▸ **Requirement 1**:
In the passage below, what does the memory device selector base its choice of memory device on?

---*---

The memory resources (804) include a computer readable storage medium that contains computer readable program code to cause tasks to be executed by the processing resources (802). The computer readable storage medium may be tangible and/or non-transitory storage medium. The computer readable storage medium may be any appropriate storage medium that is not a transmission storage medium. A non-exhaustive list of computer readable storage medium types includes non-volatile memory, volatile memory, random access memory, memristor based memory, write only memory, flash memory, electrically erasable program read only memory, or types of memory, or combinations thereof.
The request receiver (806) represents programmed instructions that, when executed, cause the processing resources (802) to receive the request from the processing element. The higher level data structure traverser (810) represents programmed instructions that, when executed, cause the processing resources (802) to traverse the higher level data structure library (808). The information locator (812) represents programmed instructions that, when executed, cause the processing resources (802) to determine the location of information relevant to the request from the higher level data structure library (808). The memory device selector (814) represents programmed instructions that, when executed, cause the processing resources (802) to select a memory device to forward the request based on the location of the relevant information.

---*---

▸ **Requirement 2**:
Render the lines of the listing below, from the line holding "y-tick-label: 0 [33, 368, 52, 378]" through the line holding "gdt-curve-outlier [102, 79, 356, 368]", inclusive, as a JSON list of strings with one string per line.

---*---

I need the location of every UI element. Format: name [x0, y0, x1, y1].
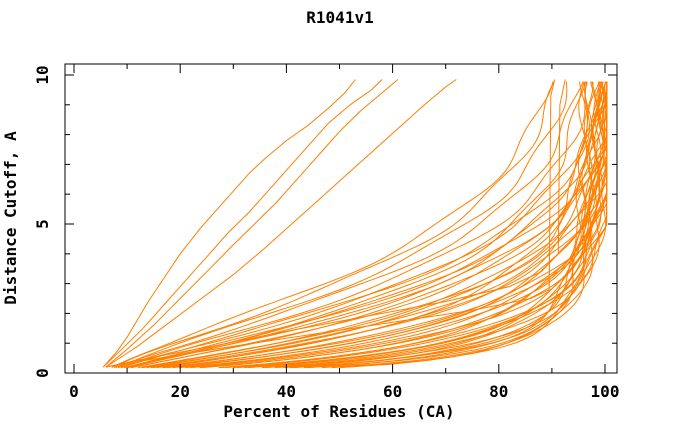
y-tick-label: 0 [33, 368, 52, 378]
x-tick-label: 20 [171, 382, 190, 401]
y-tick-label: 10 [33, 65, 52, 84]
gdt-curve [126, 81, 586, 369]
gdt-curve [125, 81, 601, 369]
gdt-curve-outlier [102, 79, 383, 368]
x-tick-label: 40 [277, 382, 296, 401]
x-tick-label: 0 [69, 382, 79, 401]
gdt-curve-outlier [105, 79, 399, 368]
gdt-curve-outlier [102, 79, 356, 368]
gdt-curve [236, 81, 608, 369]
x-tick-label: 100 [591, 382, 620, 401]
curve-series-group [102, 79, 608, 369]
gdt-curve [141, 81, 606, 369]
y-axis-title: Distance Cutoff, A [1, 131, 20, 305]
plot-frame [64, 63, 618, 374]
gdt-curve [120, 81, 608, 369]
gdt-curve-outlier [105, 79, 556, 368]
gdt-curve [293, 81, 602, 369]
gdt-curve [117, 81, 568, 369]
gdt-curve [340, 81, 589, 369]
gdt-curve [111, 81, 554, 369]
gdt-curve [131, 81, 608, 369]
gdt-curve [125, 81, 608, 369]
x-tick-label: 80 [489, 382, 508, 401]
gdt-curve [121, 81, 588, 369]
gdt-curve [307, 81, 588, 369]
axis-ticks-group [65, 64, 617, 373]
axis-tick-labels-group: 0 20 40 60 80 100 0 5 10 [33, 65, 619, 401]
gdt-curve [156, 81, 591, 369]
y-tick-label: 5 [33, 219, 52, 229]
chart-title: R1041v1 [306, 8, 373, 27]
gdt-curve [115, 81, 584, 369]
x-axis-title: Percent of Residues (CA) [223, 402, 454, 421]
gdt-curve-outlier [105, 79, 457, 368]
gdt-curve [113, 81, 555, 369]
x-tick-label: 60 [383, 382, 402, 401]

---*---

▸ **Full answer 1**:
The location of the information relevant to the request.

▸ **Full answer 2**:
[
  "y-tick-label: 0 [33, 368, 52, 378]",
  "x-tick-label: 20 [171, 382, 190, 401]",
  "y-tick-label: 10 [33, 65, 52, 84]",
  "gdt-curve [126, 81, 586, 369]",
  "gdt-curve [125, 81, 601, 369]",
  "gdt-curve-outlier [102, 79, 383, 368]",
  "x-tick-label: 40 [277, 382, 296, 401]",
  "x-tick-label: 0 [69, 382, 79, 401]",
  "gdt-curve-outlier [105, 79, 399, 368]",
  "gdt-curve-outlier [102, 79, 356, 368]"
]